====== Фрагмент текста ======

Но они спешили. Им хотелось поскорее начать самостоятельную жизнь, хотелось учиться, работать, любить. Дора недавно поступила на математическое отделение Педагогических курсов, но это ей не очень-то нравилось, хотелось чего-то иного, тянуло к инженерии, технике, манил стук фабричных станков и паровозные гудки поездов. А Давид смотрел на нее влюбленными глазами и готов был бежать за ней хоть на край света.

И вскоре этот край в их жизни появился в виде небольшого бельгийского города Льежа. Туда, в Королевский Политехнический университет, собралась поступать ее старшая сестра Роза и еще большая компания молодых евреев – одесситов. Всем им пресловутая процентная норма давала мало шансов получить высшее образование в России. Особенно это касалось девушек, да еще с таким дерзким по тем временам намерением, как у Доры, получить техническое инженерное образование.

====== Предоставленный перечень ======

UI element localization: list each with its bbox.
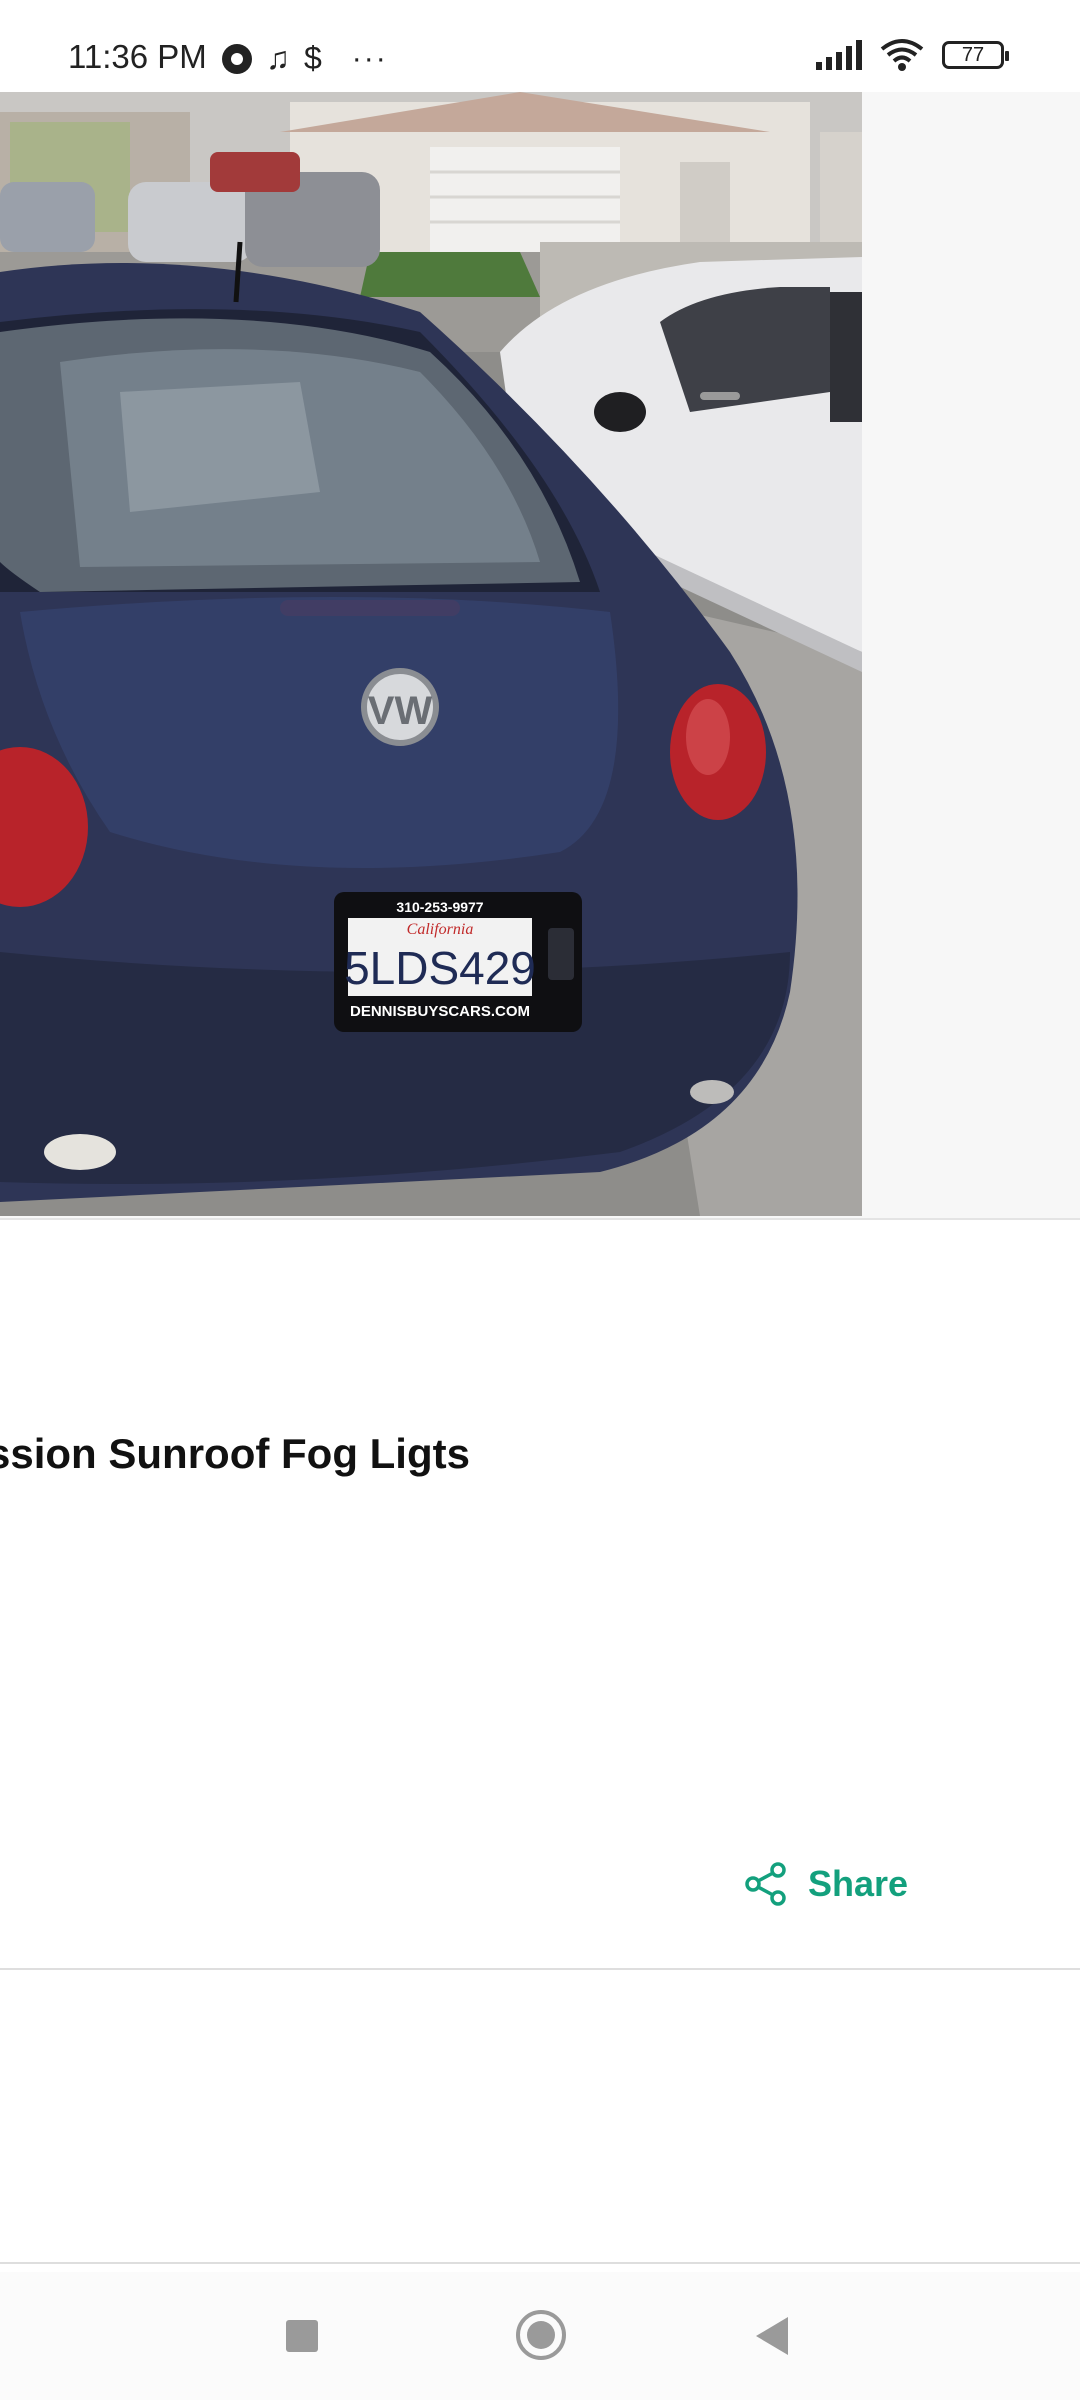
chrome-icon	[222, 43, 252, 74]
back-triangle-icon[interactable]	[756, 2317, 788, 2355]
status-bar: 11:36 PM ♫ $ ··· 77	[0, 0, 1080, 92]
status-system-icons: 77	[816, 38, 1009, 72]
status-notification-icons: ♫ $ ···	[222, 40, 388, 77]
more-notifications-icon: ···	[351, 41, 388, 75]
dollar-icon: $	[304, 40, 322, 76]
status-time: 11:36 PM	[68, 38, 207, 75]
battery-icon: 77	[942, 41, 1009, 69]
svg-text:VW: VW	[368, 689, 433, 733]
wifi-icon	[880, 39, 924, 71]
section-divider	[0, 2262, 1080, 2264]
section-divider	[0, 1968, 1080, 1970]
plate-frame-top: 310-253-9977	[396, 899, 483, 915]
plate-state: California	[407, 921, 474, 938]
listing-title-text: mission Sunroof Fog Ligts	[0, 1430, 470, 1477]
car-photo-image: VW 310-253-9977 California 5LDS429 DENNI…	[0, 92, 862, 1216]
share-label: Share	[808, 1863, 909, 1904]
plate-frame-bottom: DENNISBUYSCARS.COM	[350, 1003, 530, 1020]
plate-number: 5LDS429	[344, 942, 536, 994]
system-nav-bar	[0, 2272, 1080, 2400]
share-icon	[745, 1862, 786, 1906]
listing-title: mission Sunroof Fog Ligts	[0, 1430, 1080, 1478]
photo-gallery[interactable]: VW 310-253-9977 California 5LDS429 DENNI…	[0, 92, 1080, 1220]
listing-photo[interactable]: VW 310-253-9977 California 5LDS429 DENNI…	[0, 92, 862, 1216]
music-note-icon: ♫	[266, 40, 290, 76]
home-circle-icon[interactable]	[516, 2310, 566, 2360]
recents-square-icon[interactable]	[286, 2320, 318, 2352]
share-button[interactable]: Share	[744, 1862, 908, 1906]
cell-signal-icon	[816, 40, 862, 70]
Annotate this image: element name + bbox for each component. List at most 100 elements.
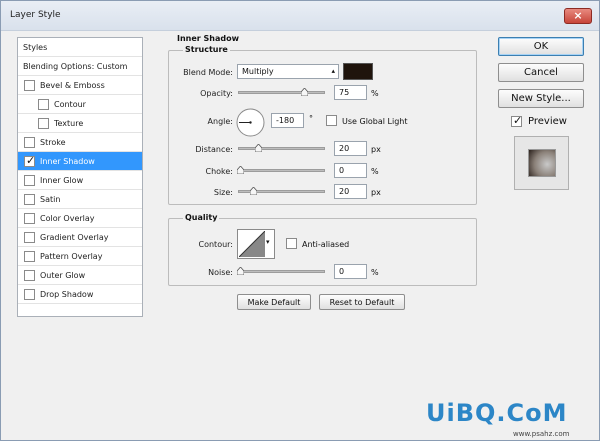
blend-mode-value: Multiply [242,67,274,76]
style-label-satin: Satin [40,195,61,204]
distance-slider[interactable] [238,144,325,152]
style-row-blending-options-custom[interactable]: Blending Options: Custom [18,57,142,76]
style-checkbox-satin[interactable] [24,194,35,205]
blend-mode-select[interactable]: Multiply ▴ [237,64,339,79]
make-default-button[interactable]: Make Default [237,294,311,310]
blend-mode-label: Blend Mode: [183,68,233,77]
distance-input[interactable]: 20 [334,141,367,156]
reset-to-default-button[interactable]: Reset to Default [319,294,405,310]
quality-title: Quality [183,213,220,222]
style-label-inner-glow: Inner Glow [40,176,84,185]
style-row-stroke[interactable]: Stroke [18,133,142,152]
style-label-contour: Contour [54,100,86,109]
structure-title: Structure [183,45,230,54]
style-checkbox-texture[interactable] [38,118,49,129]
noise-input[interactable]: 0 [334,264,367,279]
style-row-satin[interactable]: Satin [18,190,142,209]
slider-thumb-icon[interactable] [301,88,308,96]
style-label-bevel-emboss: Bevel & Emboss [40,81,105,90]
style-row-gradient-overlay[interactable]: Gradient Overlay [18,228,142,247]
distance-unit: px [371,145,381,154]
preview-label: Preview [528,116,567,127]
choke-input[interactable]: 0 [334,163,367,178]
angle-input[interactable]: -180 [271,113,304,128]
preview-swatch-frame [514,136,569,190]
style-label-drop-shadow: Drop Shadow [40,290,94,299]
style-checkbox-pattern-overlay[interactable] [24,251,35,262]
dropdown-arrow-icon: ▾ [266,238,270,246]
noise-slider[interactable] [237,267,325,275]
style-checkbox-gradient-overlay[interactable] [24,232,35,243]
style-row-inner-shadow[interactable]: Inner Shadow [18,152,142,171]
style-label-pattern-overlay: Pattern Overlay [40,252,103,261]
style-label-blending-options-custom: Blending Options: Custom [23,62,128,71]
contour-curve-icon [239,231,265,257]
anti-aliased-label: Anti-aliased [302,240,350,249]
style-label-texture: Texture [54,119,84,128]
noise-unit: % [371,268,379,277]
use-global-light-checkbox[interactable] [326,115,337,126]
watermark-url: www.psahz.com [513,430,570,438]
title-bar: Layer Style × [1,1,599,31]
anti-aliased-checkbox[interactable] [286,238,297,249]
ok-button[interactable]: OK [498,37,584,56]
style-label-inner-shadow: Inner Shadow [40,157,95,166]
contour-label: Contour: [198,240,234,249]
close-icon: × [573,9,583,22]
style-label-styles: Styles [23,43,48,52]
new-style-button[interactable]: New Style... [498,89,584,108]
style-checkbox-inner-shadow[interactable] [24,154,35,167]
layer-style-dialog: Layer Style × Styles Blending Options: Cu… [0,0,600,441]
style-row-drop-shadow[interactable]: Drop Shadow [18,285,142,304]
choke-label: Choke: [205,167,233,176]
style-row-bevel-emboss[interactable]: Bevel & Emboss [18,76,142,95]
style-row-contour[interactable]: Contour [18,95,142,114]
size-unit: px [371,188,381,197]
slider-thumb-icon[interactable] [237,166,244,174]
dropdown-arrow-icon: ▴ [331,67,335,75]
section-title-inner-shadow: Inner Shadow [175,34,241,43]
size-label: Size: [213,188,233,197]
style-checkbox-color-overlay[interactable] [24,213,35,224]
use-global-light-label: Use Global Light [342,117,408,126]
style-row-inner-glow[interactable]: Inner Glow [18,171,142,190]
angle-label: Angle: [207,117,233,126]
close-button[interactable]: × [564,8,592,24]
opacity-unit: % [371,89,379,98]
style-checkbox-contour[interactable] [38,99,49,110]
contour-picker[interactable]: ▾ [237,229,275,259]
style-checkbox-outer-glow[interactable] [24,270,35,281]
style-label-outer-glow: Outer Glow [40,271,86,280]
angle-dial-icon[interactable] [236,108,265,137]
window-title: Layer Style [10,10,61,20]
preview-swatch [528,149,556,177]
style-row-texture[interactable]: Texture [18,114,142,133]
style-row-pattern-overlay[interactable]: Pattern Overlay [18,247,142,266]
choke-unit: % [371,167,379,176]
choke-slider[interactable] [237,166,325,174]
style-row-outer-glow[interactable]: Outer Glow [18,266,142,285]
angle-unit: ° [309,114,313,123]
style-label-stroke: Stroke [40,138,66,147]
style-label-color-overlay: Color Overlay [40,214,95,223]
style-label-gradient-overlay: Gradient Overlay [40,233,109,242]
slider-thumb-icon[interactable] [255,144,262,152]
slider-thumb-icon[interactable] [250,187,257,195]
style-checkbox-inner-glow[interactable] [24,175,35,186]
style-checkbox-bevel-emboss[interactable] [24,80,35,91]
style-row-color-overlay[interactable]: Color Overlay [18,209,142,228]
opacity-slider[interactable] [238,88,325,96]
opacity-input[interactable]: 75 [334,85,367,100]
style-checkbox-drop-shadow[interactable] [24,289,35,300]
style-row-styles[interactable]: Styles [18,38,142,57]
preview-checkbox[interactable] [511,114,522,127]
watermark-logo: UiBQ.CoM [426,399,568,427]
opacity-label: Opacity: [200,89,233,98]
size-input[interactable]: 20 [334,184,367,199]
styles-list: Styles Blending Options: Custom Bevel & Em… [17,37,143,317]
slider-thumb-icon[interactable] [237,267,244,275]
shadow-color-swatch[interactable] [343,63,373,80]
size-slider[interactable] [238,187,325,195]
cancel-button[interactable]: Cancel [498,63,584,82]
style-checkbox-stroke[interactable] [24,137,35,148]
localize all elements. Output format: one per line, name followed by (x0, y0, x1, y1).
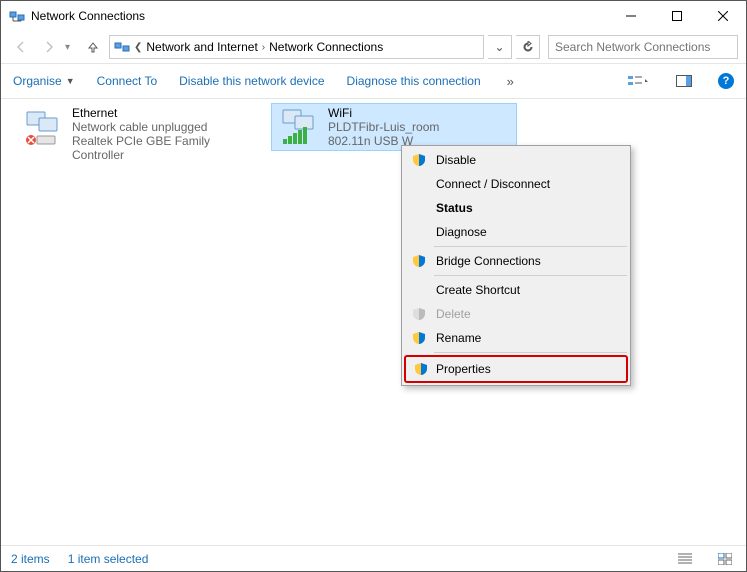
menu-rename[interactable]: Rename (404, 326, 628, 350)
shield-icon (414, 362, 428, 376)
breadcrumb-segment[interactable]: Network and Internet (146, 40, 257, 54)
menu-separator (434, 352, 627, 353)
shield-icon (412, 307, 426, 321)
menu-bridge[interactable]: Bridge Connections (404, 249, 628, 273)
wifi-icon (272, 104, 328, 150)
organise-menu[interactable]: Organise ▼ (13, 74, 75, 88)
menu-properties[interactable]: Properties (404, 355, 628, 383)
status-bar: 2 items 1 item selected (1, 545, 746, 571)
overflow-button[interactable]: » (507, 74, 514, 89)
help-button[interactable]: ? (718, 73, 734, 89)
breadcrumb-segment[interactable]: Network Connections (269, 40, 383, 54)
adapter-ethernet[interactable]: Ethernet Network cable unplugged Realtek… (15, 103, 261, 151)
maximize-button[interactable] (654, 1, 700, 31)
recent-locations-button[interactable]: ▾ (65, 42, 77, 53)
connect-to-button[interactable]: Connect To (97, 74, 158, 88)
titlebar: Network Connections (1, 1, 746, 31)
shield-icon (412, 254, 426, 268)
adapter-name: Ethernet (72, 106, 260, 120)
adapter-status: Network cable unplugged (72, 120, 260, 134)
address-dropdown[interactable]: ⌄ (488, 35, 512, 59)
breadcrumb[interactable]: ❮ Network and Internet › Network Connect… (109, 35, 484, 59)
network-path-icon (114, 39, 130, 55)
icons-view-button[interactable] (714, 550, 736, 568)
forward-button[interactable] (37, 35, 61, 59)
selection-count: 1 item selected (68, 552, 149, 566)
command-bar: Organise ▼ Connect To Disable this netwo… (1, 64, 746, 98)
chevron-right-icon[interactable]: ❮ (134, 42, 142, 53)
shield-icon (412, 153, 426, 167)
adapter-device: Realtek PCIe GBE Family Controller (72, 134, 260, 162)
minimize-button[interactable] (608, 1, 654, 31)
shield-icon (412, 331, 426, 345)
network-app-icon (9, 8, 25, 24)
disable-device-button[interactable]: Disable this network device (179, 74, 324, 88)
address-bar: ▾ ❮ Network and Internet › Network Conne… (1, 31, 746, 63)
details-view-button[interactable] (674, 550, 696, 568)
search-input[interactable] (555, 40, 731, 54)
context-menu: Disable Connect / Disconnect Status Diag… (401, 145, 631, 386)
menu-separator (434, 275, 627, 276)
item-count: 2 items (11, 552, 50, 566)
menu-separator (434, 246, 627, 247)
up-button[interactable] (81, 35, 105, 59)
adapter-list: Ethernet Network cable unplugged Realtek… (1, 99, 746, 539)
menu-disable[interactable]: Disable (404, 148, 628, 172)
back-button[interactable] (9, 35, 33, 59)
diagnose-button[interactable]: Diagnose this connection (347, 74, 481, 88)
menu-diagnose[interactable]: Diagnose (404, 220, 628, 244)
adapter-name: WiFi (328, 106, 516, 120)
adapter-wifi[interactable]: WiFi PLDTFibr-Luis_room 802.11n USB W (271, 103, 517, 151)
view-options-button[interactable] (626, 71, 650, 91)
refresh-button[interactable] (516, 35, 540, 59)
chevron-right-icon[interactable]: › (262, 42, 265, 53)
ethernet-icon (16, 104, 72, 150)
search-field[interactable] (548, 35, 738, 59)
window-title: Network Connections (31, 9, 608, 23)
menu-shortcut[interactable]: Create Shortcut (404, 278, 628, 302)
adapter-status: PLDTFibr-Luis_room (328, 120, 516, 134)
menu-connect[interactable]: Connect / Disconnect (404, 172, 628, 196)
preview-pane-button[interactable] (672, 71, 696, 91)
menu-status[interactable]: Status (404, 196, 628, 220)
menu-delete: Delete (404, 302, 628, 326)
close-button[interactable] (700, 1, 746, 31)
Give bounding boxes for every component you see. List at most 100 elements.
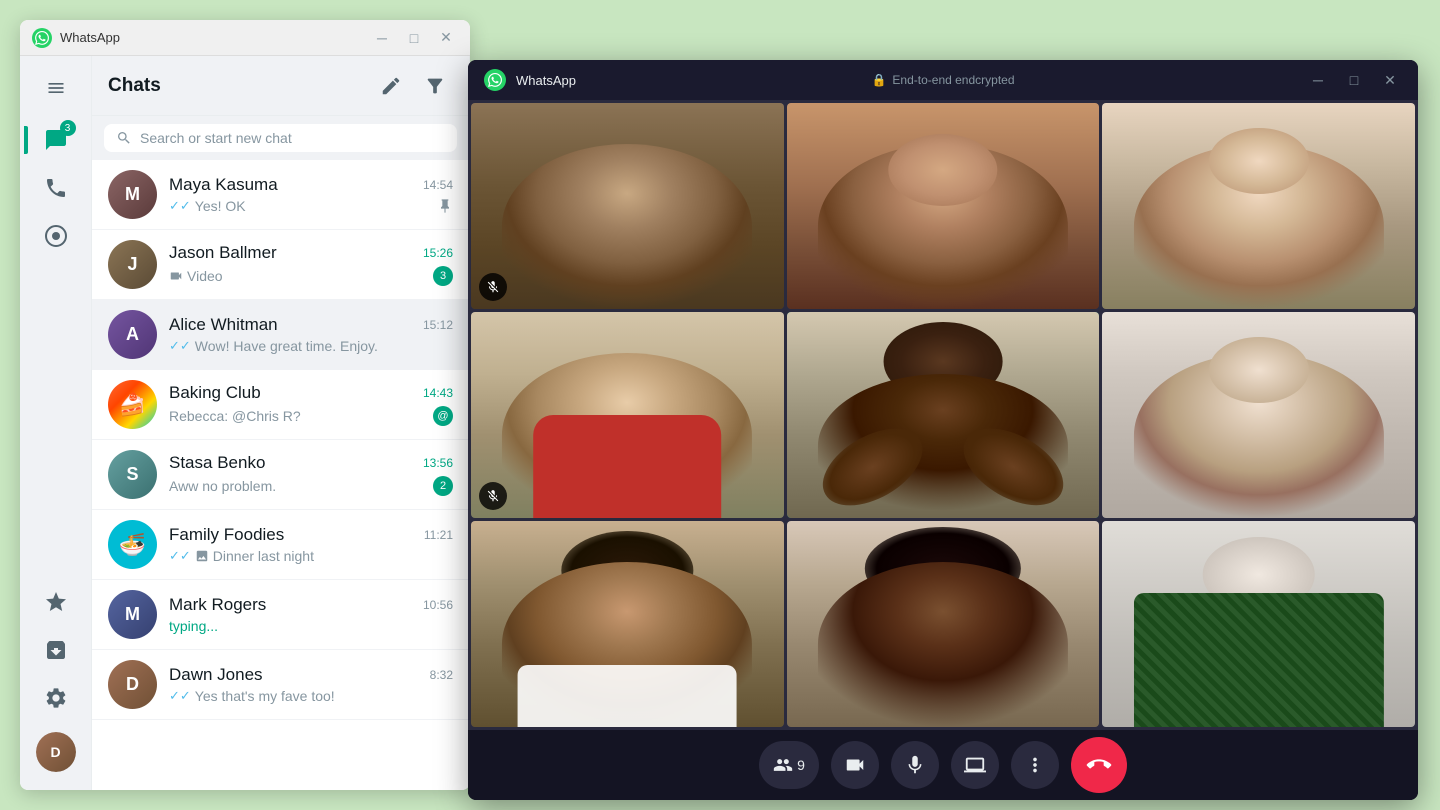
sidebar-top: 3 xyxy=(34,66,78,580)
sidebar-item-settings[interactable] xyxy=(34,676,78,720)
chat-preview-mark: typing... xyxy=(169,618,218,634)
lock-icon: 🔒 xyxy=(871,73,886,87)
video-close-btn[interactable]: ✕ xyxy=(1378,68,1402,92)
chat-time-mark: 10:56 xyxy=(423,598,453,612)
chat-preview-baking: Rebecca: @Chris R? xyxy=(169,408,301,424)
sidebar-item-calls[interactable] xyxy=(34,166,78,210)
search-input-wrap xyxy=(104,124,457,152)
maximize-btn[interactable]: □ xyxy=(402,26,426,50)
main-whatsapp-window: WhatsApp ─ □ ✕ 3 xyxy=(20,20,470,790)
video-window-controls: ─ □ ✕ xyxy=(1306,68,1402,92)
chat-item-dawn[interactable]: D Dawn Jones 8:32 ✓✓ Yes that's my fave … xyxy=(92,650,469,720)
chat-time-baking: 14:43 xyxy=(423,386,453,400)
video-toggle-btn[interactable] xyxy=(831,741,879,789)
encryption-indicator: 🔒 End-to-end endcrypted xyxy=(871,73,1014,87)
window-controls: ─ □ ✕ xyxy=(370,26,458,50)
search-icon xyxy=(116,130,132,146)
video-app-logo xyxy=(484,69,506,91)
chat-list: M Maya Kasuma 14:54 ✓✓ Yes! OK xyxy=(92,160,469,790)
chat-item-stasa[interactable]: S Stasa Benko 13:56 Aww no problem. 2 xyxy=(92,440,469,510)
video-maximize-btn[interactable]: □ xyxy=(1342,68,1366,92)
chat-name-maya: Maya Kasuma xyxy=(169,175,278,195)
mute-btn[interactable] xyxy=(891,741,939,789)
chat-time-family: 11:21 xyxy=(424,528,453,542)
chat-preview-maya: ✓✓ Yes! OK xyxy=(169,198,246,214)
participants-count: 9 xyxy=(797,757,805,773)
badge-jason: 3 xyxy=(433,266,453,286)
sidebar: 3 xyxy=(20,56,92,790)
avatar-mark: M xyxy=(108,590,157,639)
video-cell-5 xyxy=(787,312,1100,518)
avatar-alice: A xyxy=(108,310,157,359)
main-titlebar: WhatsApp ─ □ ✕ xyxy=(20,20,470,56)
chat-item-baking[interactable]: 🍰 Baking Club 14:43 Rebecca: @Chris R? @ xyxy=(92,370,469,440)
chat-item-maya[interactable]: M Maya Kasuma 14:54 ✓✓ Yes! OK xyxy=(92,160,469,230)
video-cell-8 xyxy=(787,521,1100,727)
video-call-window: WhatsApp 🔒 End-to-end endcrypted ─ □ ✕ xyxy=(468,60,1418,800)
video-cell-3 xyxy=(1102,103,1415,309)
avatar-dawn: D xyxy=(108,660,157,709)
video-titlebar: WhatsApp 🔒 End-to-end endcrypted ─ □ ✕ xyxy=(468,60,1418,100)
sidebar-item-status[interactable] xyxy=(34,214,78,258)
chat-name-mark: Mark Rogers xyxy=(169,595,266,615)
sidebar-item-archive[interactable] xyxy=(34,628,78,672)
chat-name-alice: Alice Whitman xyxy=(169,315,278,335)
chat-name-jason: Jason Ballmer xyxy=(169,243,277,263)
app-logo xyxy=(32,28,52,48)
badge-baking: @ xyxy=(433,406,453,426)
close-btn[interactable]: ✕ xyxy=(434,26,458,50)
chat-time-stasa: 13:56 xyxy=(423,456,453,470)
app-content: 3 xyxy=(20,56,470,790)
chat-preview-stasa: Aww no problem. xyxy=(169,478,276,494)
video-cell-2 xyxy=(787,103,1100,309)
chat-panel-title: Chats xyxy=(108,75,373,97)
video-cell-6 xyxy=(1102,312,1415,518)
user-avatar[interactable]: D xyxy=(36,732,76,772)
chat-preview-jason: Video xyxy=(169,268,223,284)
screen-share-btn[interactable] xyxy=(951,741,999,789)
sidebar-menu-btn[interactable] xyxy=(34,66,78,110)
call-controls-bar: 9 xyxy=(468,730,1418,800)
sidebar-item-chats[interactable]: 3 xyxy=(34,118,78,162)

======

Задание:
Дословно воспроизведите отрывок из фрагмента текста о Доре и Давиде, начиная со слов «Но они спешили.» и заканчивая словами «на край света.». Опирайтесь исключительно на фрагмент текста.

Результат:
Но они спешили. Им хотелось поскорее начать самостоятельную жизнь, хотелось учиться, работать, любить. Дора недавно поступила на математическое отделение Педагогических курсов, но это ей не очень-то нравилось, хотелось чего-то иного, тянуло к инженерии, технике, манил стук фабричных станков и паровозные гудки поездов. А Давид смотрел на нее влюбленными глазами и готов был бежать за ней хоть на край света.